# Res no és art si no procedeix de la natura



## thaliafan

Hi. I'm doing a presentation of Gaudi tomorrow, and I hope to recite one of his quotes. However, it is in Catalan and I only do Spanish. May some give me some tips on how to say this:

Res no és art si no procedeix de la natura,
d'ella en provenen les formes més belles i extraordinàries.
I, la natura, és la gran obra del Creador 

?

Thank you, thaliafan


----------



## diegodbs

thaliafan said:
			
		

> Hi. I'm doing a presentation of Gaudi tomorrow, and I hope to recite one of his quotes. However, it is in Catalan and I only do Spanish. May some give me some tips on how to say this:
> 
> Res no és art si no procedeix de la natura,
> d'ella en provenen les formes més belles i extraordinàries.
> I, la natura, és la gran obra del Creador
> 
> ?
> 
> Thank you, thaliafan


 
Nada es arte si no procede de la naturaleza, de ella provienen las formas más bellas y extraordinarias. La naturaleza es la gran obra del Creador.


----------



## El Piter

Spanish:
Nada es arte si no procede de la naturaleza, 
de ella provienen las formas más bellas y extraordinarias.
Y, la naturaleza, es la gran obra del Creador.

English:
Nothing is art if not belongs to nature,
from it come the beautiest and exceptional shapes.
And, nature, is the great Creator's work.

Hope it helps.


----------



## thaliafan

Gracias, pero ya tengo una traducción. I just wanted to know how to say this in Catalan as I don't speak it. Como lo dice?

Gracias, thaliafan


----------



## Roi Marphille

thaliafan said:
			
		

> Gracias, pero ya tengo una traducción. I just wanted to know how to say this in Catalan as I don't speak it. Como lo dice?
> 
> Gracias, thaliafan


Si sabes portugués o italiano, puedes pronunciarlo como si leyeras uno de éstos idiomas. 
Además:
"procedeix" y "provenen" la "o" se pronuncia cómo "u".
Cuando una palabra acaba en "..ix" se pronuncia cómo en inglés "shu*sh*i". En cambio, cuando una palabra acaba en "..ig" se pronuncia cómo en inglés "ma*tch*".

Suerte!
Roi


----------



## Outsider

Roi Marphille said:
			
		

> Si sabes portugués o italiano, puedes pronunciarlo como si leyeras uno de éstos idiomas.
> Además:
> "procedeix" y "provenen" la "o" se pronuncia cómo "u".


Excepto que "ce" se lee "se", no "che".

### GIVEN MATERIAL:
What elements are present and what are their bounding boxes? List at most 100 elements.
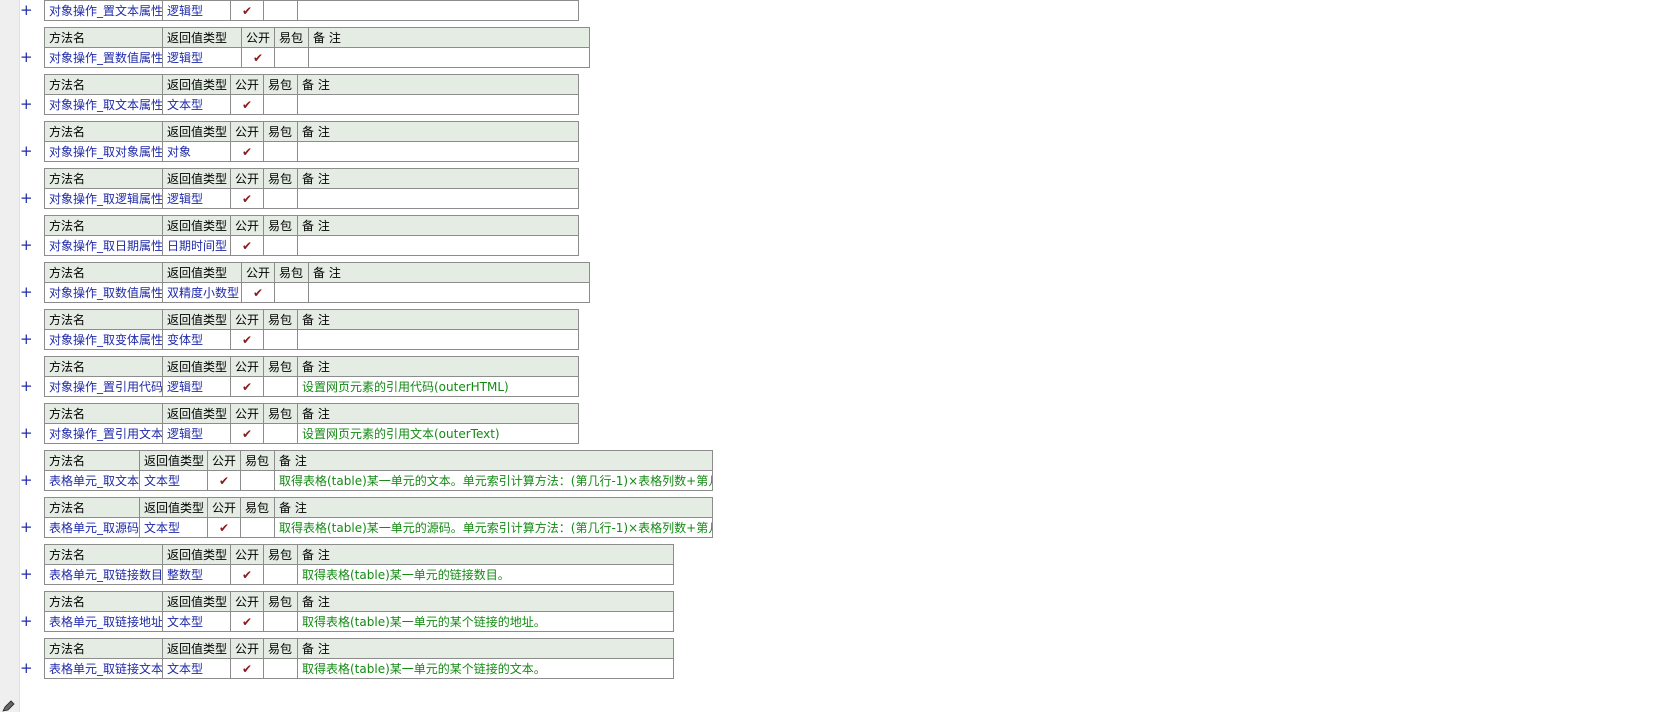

### JOB 1:
In the forum thread, which two languages does the reply suggest reading the Catalan quote as if it were, for pronunciation?
### JOB 2:
From the forum thread, reproduce the passage that starts with the words containing "## El Piter" and ends with "naturaleza, es la gran obra del Creador.".
### JOB 3:
Render this sentence from the forum thread in English: "Nada es arte si no procede de la naturaleza, de ella provienen las formas más bellas y extraordinarias."

### FULL OUTPUT 1:
Portuguese or Italian.

### FULL OUTPUT 2:
## El Piter

Spanish:
Nada es arte si no procede de la naturaleza, 
de ella provienen las formas más bellas y extraordinarias.
Y, la naturaleza, es la gran obra del Creador.

### FULL OUTPUT 3:
Nothing is art if it does not come from nature; from it come the most beautiful and extraordinary forms.